SET PROBLEM:
Find each line with the word "this" and copy it.

DATA LINES:
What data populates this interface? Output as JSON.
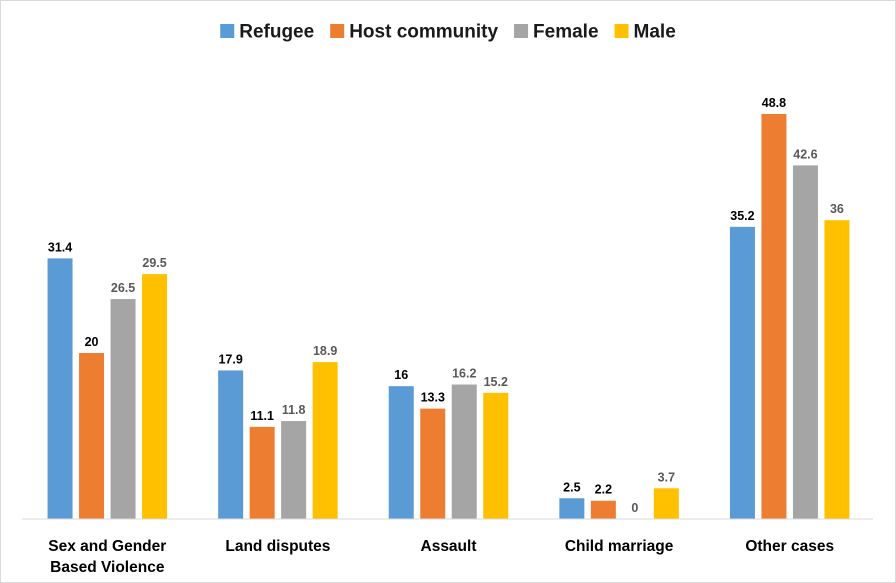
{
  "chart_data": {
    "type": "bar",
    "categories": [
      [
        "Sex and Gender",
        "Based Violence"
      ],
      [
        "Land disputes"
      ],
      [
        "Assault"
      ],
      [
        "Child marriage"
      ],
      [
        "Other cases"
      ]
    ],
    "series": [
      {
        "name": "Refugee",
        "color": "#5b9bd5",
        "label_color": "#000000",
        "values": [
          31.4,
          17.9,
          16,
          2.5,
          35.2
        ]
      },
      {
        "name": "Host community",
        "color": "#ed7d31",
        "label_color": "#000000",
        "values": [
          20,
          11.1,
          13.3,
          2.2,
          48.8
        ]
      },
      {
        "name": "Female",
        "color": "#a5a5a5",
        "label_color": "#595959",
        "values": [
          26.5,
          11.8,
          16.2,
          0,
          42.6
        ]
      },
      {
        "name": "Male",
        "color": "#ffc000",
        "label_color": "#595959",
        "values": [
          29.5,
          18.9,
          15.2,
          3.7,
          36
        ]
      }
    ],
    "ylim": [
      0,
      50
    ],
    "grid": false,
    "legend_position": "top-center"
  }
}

---

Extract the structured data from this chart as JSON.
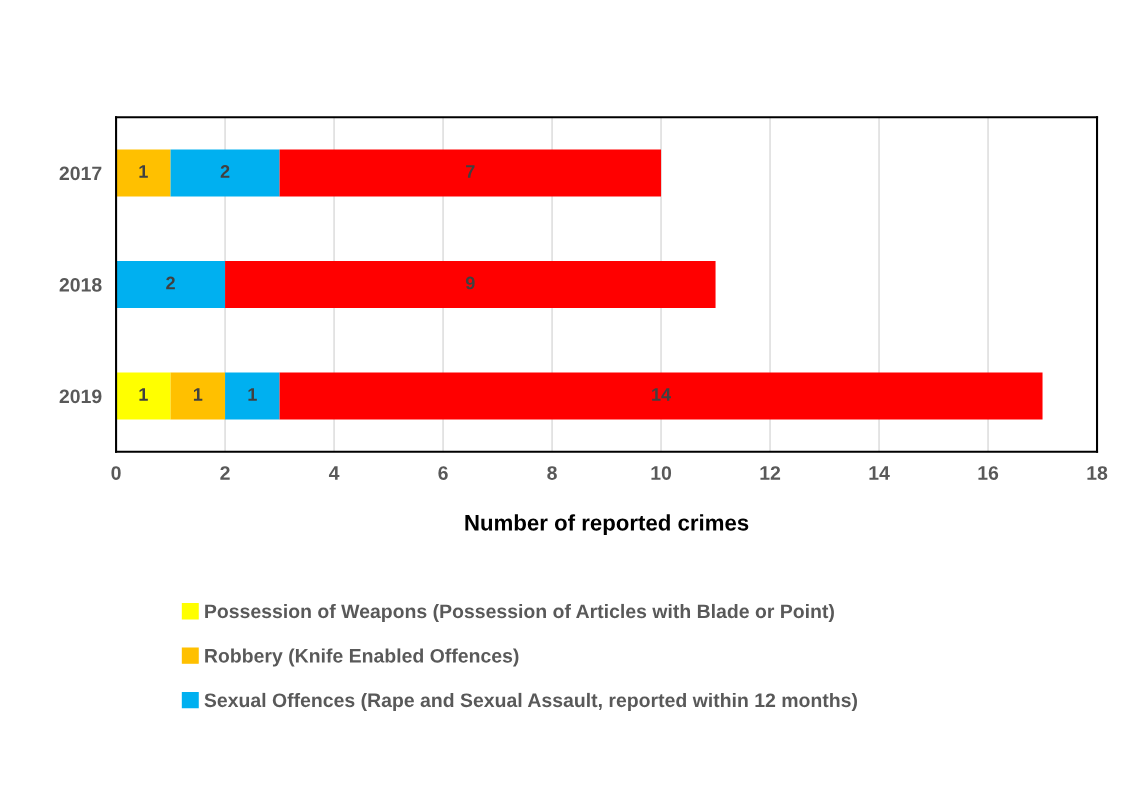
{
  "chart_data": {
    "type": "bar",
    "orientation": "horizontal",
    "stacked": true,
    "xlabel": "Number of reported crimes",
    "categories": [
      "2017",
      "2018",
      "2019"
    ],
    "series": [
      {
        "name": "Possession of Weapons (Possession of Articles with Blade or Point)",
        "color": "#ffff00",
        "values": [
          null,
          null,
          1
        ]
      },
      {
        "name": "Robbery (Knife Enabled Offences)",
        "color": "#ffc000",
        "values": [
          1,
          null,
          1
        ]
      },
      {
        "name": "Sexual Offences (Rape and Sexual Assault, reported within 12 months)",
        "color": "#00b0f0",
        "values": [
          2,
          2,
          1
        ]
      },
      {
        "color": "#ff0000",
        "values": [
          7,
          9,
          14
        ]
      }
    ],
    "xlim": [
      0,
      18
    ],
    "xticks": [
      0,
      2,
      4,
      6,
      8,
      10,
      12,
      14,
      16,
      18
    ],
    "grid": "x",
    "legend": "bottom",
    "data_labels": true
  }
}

WRITTEN ANSWER:
What data populates this interface? Output as JSON.
Extract the structured data from this chart as JSON.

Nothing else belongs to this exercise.